On how many lines of the records below does the string "fallen" appear? Reply with only the number.

(Page text entries)
>>>
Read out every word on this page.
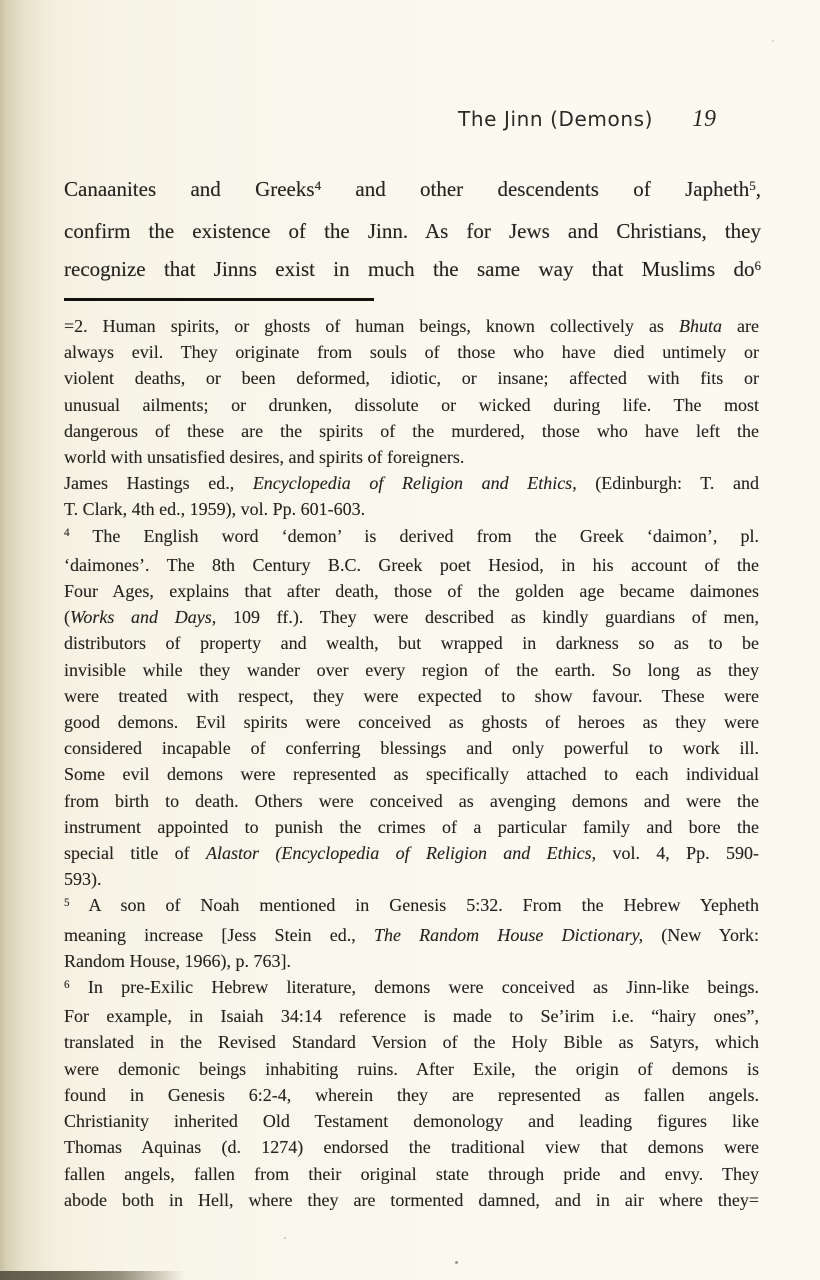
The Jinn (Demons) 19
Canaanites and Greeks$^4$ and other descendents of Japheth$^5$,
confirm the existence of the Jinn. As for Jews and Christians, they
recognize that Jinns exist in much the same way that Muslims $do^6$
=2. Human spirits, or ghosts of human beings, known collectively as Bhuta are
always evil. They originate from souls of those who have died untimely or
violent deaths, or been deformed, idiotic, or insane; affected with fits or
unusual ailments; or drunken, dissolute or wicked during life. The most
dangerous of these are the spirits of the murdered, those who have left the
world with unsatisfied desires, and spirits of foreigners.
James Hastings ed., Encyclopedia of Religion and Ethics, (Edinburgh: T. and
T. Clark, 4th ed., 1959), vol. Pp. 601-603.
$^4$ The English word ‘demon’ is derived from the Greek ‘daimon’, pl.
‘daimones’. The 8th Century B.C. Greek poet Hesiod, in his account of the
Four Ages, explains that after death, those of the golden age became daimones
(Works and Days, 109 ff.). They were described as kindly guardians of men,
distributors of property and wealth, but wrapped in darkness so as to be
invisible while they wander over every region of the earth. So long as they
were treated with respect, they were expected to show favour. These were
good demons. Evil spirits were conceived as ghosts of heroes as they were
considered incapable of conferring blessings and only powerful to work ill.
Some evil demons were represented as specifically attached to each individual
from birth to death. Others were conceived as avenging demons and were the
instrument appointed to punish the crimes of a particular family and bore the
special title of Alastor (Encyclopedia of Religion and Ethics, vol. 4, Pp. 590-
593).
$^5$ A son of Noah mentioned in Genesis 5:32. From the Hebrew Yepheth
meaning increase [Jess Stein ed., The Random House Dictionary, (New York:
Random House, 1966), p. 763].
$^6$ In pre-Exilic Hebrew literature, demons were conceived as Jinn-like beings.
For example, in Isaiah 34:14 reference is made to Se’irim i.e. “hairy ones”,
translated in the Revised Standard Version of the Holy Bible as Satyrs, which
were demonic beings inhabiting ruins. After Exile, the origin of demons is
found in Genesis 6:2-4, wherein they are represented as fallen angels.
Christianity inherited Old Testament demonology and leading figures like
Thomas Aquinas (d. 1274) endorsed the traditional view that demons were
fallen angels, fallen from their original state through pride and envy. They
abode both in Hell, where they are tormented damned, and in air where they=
<<<
● FINISHED TASK
2